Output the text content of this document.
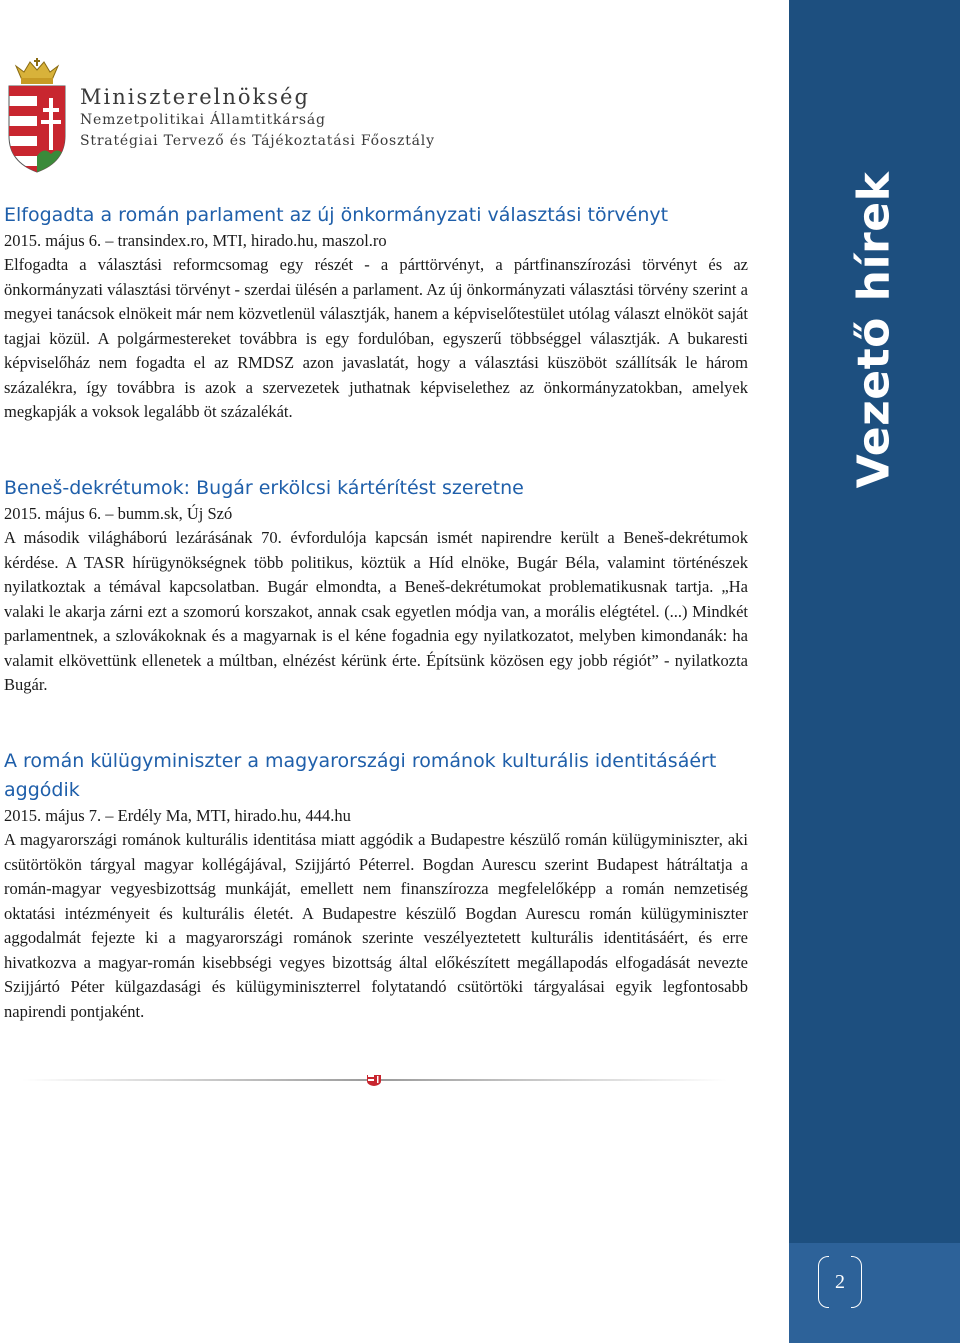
Miniszterelnökség
Nemzetpolitikai Államtitkárság
Stratégiai Tervező és Tájékoztatási Főosztály
Vezető hírek
2
Elfogadta a román parlament az új önkormányzati választási törvényt
2015. május 6. – transindex.ro, MTI, hirado.hu, maszol.ro
Elfogadta a választási reformcsomag egy részét - a párttörvényt, a pártfinanszírozási törvényt és az önkormányzati választási törvényt - szerdai ülésén a parlament. Az új önkormányzati választási törvény szerint a megyei tanácsok elnökeit már nem közvetlenül választják, hanem a képviselőtestület utólag választ elnököt saját tagjai közül. A polgármestereket továbbra is egy fordulóban, egyszerű többséggel választják. A bukaresti képviselőház nem fogadta el az RMDSZ azon javaslatát, hogy a választási küszöböt szállítsák le három százalékra, így továbbra is azok a szervezetek juthatnak képviselethez az önkormányzatokban, amelyek megkapják a voksok legalább öt százalékát.
Beneš-dekrétumok: Bugár erkölcsi kártérítést szeretne
2015. május 6. – bumm.sk, Új Szó
A második világháború lezárásának 70. évfordulója kapcsán ismét napirendre került a Beneš-dekrétumok kérdése. A TASR hírügynökségnek több politikus, köztük a Híd elnöke, Bugár Béla, valamint történészek nyilatkoztak a témával kapcsolatban. Bugár elmondta, a Beneš-dekrétumokat problematikusnak tartja. „Ha valaki le akarja zárni ezt a szomorú korszakot, annak csak egyetlen módja van, a morális elégtétel. (...) Mindkét parlamentnek, a szlovákoknak és a magyarnak is el kéne fogadnia egy nyilatkozatot, melyben kimondanák: ha valamit elkövettünk ellenetek a múltban, elnézést kérünk érte. Építsünk közösen egy jobb régiót” - nyilatkozta Bugár.
A román külügyminiszter a magyarországi románok kulturális identitásáért aggódik
2015. május 7. – Erdély Ma, MTI, hirado.hu, 444.hu
A magyarországi románok kulturális identitása miatt aggódik a Budapestre készülő román külügyminiszter, aki csütörtökön tárgyal magyar kollégájával, Szijjártó Péterrel. Bogdan Aurescu szerint Budapest hátráltatja a román-magyar vegyesbizottság munkáját, emellett nem finanszírozza megfelelőképp a román nemzetiség oktatási intézményeit és kulturális életét. A Budapestre készülő Bogdan Aurescu román külügyminiszter aggodalmát fejezte ki a magyarországi románok szerinte veszélyeztetett kulturális identitásáért, és erre hivatkozva a magyar-román kisebbségi vegyes bizottság által előkészített megállapodás elfogadását nevezte Szijjártó Péter külgazdasági és külügyminiszterrel folytatandó csütörtöki tárgyalásai egyik legfontosabb napirendi pontjaként.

----------------

Search the lines above for the string "május" and copy each line that has it.

_Exercise result_
2015. május 6. – transindex.ro, MTI, hirado.hu, maszol.ro
2015. május 6. – bumm.sk, Új Szó
2015. május 7. – Erdély Ma, MTI, hirado.hu, 444.hu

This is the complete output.